──────── Extracted data ────────

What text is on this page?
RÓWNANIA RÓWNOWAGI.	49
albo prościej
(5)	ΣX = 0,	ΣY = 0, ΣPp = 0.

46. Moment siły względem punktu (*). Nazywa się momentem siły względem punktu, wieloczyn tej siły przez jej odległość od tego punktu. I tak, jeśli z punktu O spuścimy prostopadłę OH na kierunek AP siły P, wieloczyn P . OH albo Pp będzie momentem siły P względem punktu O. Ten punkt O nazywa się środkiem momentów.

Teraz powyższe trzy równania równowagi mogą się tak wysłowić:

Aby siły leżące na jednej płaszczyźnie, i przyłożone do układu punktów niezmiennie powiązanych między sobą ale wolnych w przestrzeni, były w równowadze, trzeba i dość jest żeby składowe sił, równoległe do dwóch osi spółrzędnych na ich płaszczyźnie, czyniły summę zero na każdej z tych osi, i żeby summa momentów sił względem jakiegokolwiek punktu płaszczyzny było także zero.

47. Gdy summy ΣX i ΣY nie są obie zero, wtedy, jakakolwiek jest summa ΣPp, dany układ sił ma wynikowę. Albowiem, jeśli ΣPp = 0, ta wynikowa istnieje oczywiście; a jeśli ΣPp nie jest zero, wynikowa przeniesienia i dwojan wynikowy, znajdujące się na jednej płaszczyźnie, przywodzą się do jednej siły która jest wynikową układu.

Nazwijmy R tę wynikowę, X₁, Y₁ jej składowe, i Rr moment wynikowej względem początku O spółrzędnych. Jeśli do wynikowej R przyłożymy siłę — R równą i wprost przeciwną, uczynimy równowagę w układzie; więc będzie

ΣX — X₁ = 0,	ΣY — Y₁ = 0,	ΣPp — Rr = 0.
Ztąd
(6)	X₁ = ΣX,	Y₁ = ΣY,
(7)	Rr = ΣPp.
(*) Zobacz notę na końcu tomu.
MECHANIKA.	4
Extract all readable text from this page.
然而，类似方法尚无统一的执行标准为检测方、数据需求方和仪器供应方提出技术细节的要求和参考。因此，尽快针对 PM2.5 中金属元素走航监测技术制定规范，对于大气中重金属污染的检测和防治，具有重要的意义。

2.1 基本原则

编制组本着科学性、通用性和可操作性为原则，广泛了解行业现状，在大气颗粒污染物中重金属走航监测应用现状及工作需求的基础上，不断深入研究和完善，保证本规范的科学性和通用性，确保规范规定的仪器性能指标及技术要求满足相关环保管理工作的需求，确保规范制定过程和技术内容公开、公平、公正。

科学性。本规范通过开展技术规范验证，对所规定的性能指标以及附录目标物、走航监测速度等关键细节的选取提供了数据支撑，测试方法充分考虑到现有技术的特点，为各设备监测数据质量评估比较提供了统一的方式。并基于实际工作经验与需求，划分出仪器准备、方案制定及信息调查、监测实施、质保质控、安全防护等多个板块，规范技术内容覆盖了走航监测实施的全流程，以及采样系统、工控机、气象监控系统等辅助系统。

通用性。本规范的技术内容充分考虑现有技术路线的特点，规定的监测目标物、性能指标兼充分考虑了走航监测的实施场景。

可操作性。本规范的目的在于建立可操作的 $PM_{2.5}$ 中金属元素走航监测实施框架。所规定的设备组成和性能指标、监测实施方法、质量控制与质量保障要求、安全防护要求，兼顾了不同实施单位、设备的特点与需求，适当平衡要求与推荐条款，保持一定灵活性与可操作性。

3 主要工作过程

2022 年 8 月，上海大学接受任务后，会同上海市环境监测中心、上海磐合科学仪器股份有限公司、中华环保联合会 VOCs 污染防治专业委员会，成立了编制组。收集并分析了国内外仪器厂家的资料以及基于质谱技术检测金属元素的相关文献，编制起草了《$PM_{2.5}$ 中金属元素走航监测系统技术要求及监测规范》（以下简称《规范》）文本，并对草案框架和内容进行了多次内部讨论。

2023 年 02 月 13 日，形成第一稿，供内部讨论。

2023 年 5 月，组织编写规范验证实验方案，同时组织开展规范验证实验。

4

────────

Going over the lines above, work out how many include "text", then give only that number.

• Exercise solution
2